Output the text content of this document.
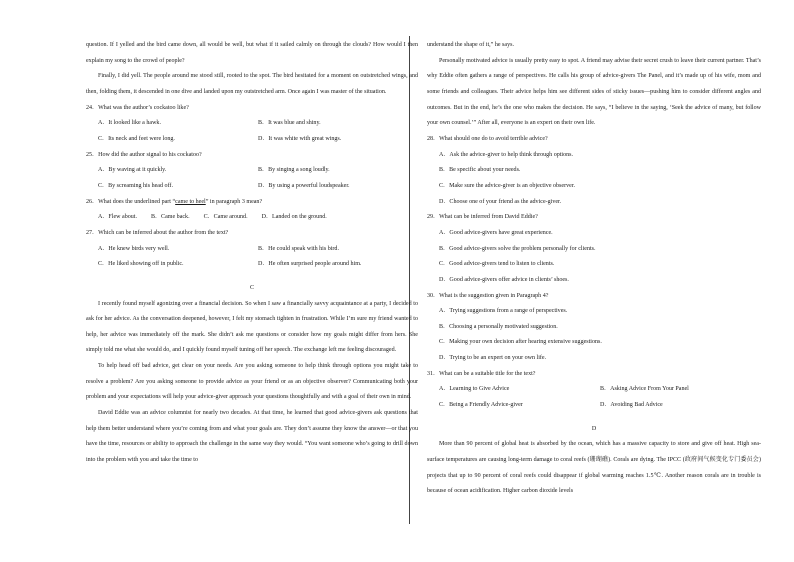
question. If I yelled and the bird came down, all would be well, but what if it sailed calmly on through the clouds? How would I then explain my song to the crowd of people?

Finally, I did yell. The people around me stood still, rooted to the spot. The bird hesitated for a moment on outstretched wings, and then, folding them, it descended in one dive and landed upon my outstretched arm. Once again I was master of the situation.

24．What was the author’s cockatoo like?

A．It looked like a hawk.	B．It was blue and shiny.
C．Its neck and feet were long.	D．It was white with great wings.

25．How did the author signal to his cockatoo?

A．By waving at it quickly.	B．By singing a song loudly.
C．By screaming his head off.	D．By using a powerful loudspeaker.

26．What does the underlined part “came to heel” in paragraph 3 mean?

A．Flew about. B．Came back. C．Came around. D．Landed on the ground.

27．Which can be inferred about the author from the text?

A．He knew birds very well.	B．He could speak with his bird.
C．He liked showing off in public.	D．He often surprised people around him.

C

I recently found myself agonizing over a financial decision. So when I saw a financially savvy acquaintance at a party, I decided to ask for her advice. As the conversation deepened, however, I felt my stomach tighten in frustration. While I’m sure my friend wanted to help, her advice was immediately off the mark. She didn’t ask me questions or consider how my goals might differ from hers. She simply told me what she would do, and I quickly found myself tuning off her speech. The exchange left me feeling discouraged.

To help head off bad advice, get clear on your needs. Are you asking someone to help think through options you might take to resolve a problem? Are you asking someone to provide advice as your friend or as an objective observer? Communicating both your problem and your expectations will help your advice-giver approach your questions thoughtfully and with a goal of their own in mind.

David Eddie was an advice columnist for nearly two decades. At that time, he learned that good advice-givers ask questions that help them better understand where you’re coming from and what your goals are. They don’t assume they know the answer—or that you have the time, resources or ability to approach the challenge in the same way they would. “You want someone who’s going to drill down into the problem with you and take the time to

understand the shape of it,” he says.

Personally motivated advice is usually pretty easy to spot. A friend may advise their secret crush to leave their current partner. That’s why Eddie often gathers a range of perspectives. He calls his group of advice-givers The Panel, and it’s made up of his wife, mom and some friends and colleagues. Their advice helps him see different sides of sticky issues—pushing him to consider different angles and outcomes. But in the end, he’s the one who makes the decision. He says, “I believe in the saying, ‘Seek the advice of many, but follow your own counsel.’” After all, everyone is an expert on their own life.

28．What should one do to avoid terrible advice?

A．Ask the advice-giver to help think through options.
B．Be specific about your needs.
C．Make sure the advice-giver is an objective observer.
D．Choose one of your friend as the advice-giver.

29．What can be inferred from David Eddie?

A．Good advice-givers have great experience.
B．Good advice-givers solve the problem personally for clients.
C．Good advice-givers tend to listen to clients.
D．Good advice-givers offer advice in clients’ shoes.

30．What is the suggestion given in Paragraph 4?

A．Trying suggestions from a range of perspectives.
B．Choosing a personally motivated suggestion.
C．Making your own decision after hearing extensive suggestions.
D．Trying to be an expert on your own life.

31．What can be a suitable title for the text?

A．Learning to Give Advice	B．Asking Advice From Your Panel
C．Being a Friendly Advice-giver	D．Avoiding Bad Advice

D

More than 90 percent of global heat is absorbed by the ocean, which has a massive capacity to store and give off heat. High sea-surface temperatures are causing long-term damage to coral reefs (珊瑚礁). Corals are dying. The IPCC (政府间气候变化专门委员会) projects that up to 90 percent of coral reefs could disappear if global warming reaches 1.5℃. Another reason corals are in trouble is because of ocean acidification. Higher carbon dioxide levels
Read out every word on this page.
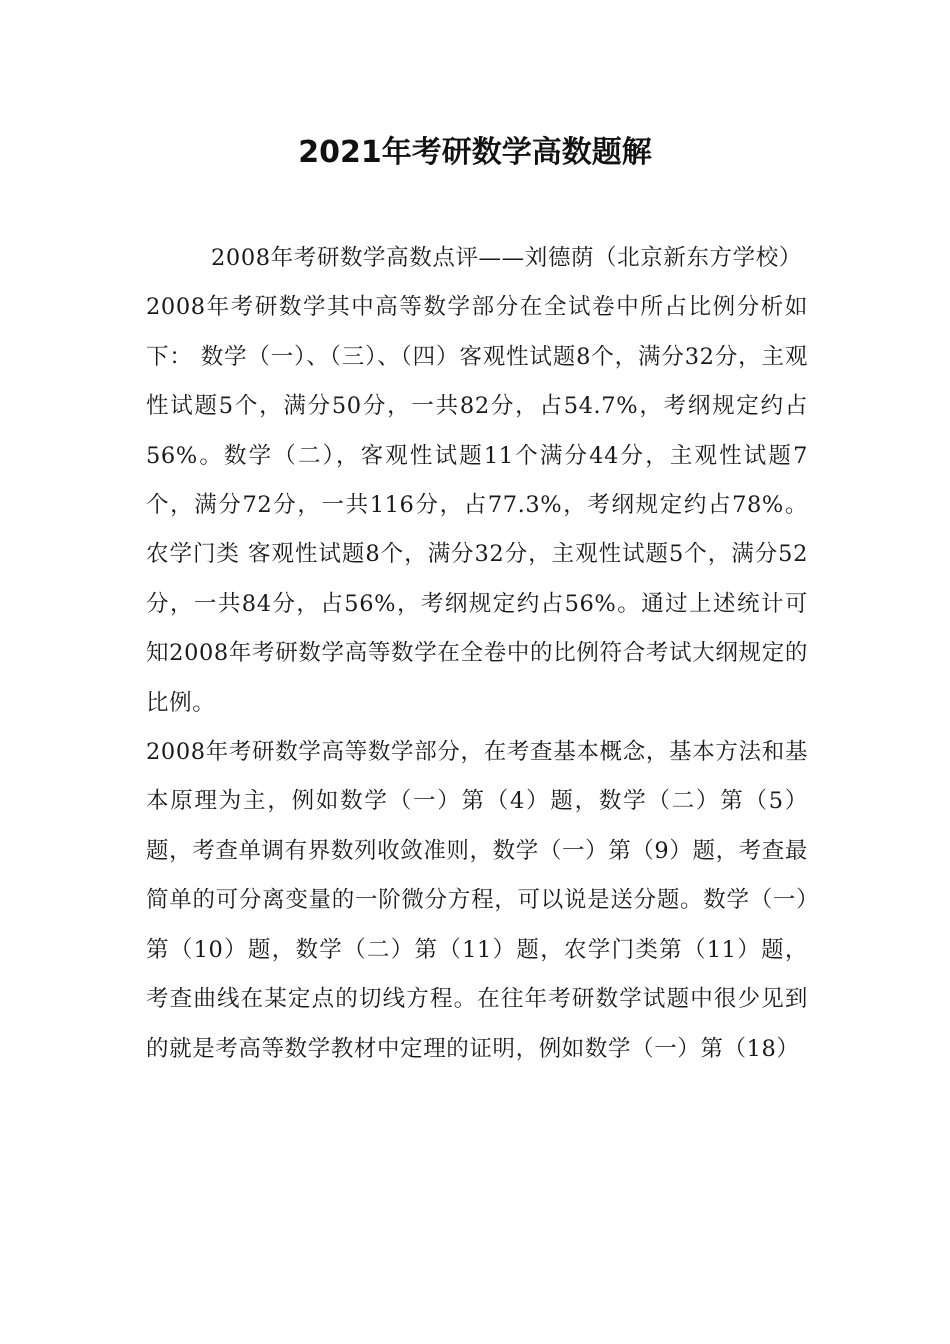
2021年考研数学高数题解

2008年考研数学高数点评——刘德荫（北京新东方学校）

2008年考研数学其中高等数学部分在全试卷中所占比例分析如下： 数学（一）、（三）、（四）客观性试题8个，满分32分，主观性试题5个，满分50分，一共82分，占54.7%，考纲规定约占56%。数学（二），客观性试题11个满分44分，主观性试题7个，满分72分，一共116分，占77.3%，考纲规定约占78%。农学门类 客观性试题8个，满分32分，主观性试题5个，满分52分，一共84分，占56%，考纲规定约占56%。通过上述统计可知2008年考研数学高等数学在全卷中的比例符合考试大纲规定的比例。

2008年考研数学高等数学部分，在考查基本概念，基本方法和基本原理为主，例如数学（一）第（4）题，数学（二）第（5）题，考查单调有界数列收敛准则，数学（一）第（9）题，考查最简单的可分离变量的一阶微分方程，可以说是送分题。数学（一）第（10）题，数学（二）第（11）题，农学门类第（11）题，考查曲线在某定点的切线方程。在往年考研数学试题中很少见到的就是考高等数学教材中定理的证明，例如数学（一）第（18）
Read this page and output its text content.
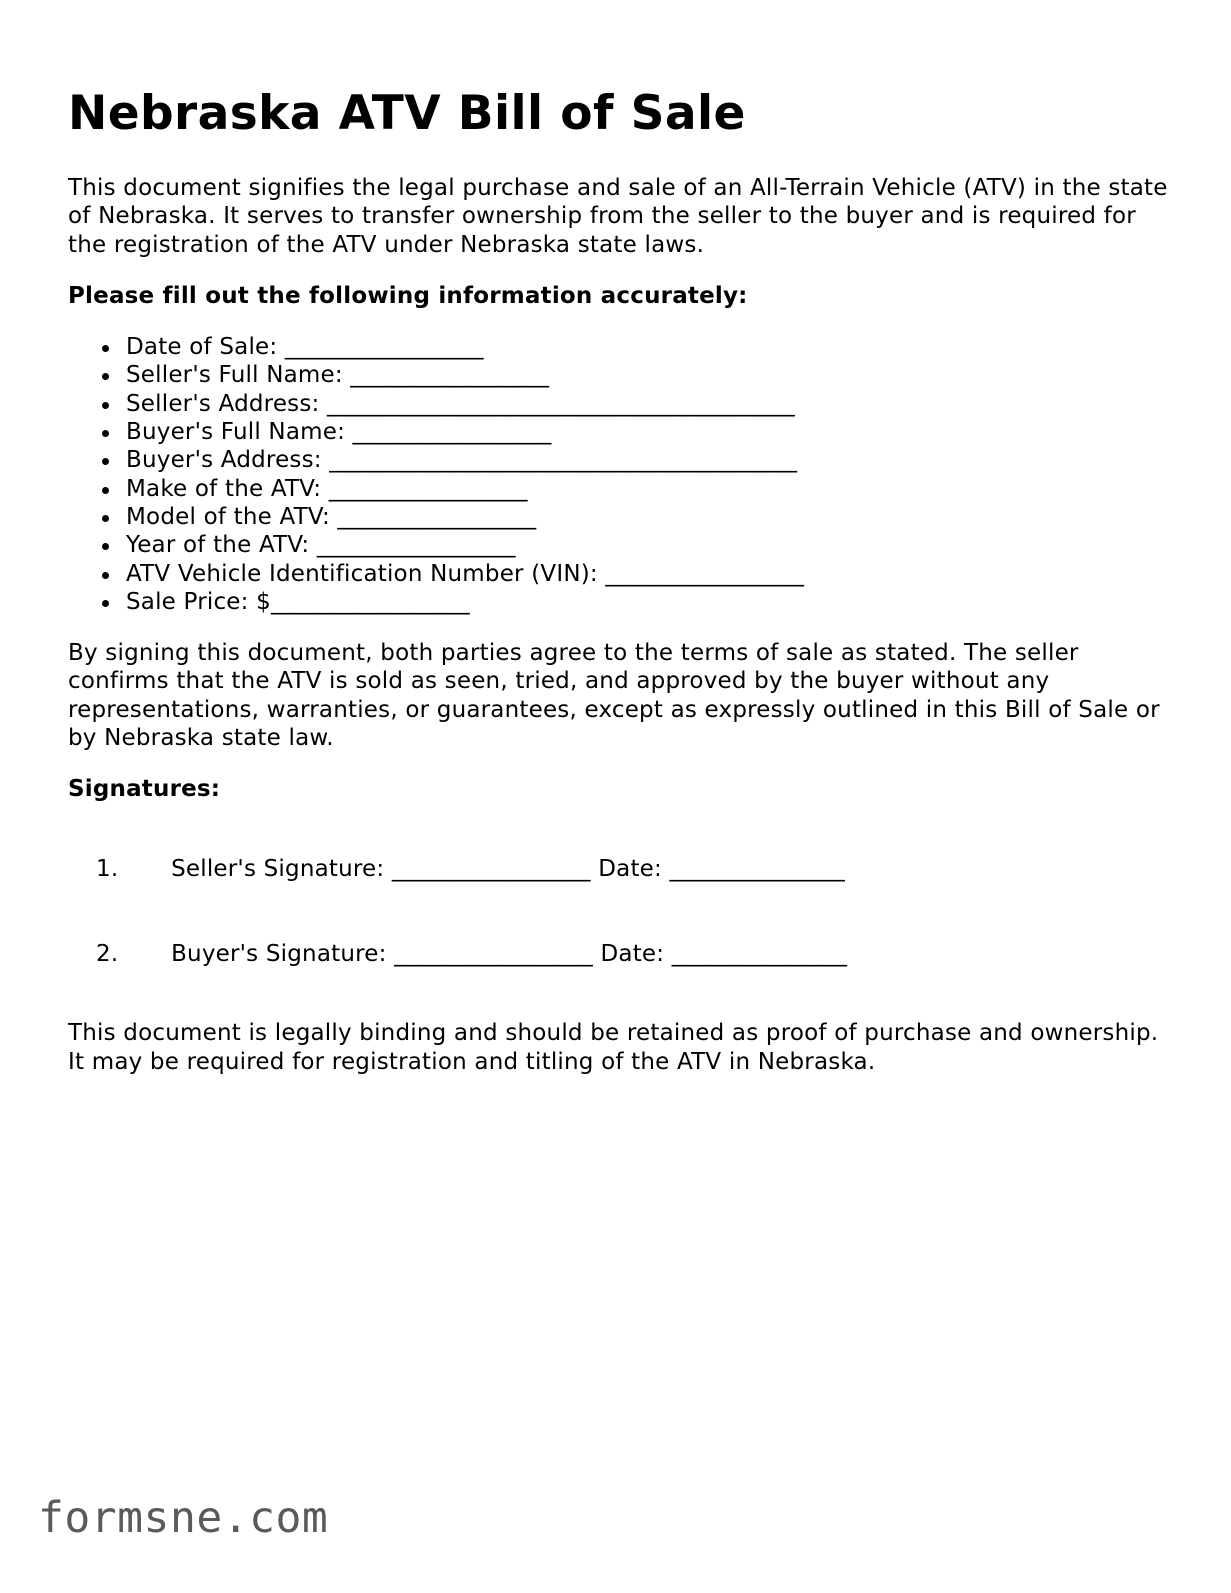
Nebraska ATV Bill of Sale

This document signifies the legal purchase and sale of an All-Terrain Vehicle (ATV) in the state of Nebraska. It serves to transfer ownership from the seller to the buyer and is required for the registration of the ATV under Nebraska state laws.

Please fill out the following information accurately:

Date of Sale: _________________
Seller's Full Name: _________________
Seller's Address: ________________________________________
Buyer's Full Name: _________________
Buyer's Address: ________________________________________
Make of the ATV: _________________
Model of the ATV: _________________
Year of the ATV: _________________
ATV Vehicle Identification Number (VIN): _________________
Sale Price: $_________________

By signing this document, both parties agree to the terms of sale as stated. The seller confirms that the ATV is sold as seen, tried, and approved by the buyer without any representations, warranties, or guarantees, except as expressly outlined in this Bill of Sale or by Nebraska state law.

Signatures:

1. Seller's Signature: _________________ Date: _______________

2. Buyer's Signature: _________________ Date: _______________

This document is legally binding and should be retained as proof of purchase and ownership. It may be required for registration and titling of the ATV in Nebraska.

formsne.com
======
From the data above, gather every line that includes the word "song".

* [Task result]:
question. If I yelled and the bird came down, all would be well, but what if it sailed calmly on through the clouds? How would I then explain my song to the crowd of people?
A．By waving at it quickly.	B．By singing a song loudly.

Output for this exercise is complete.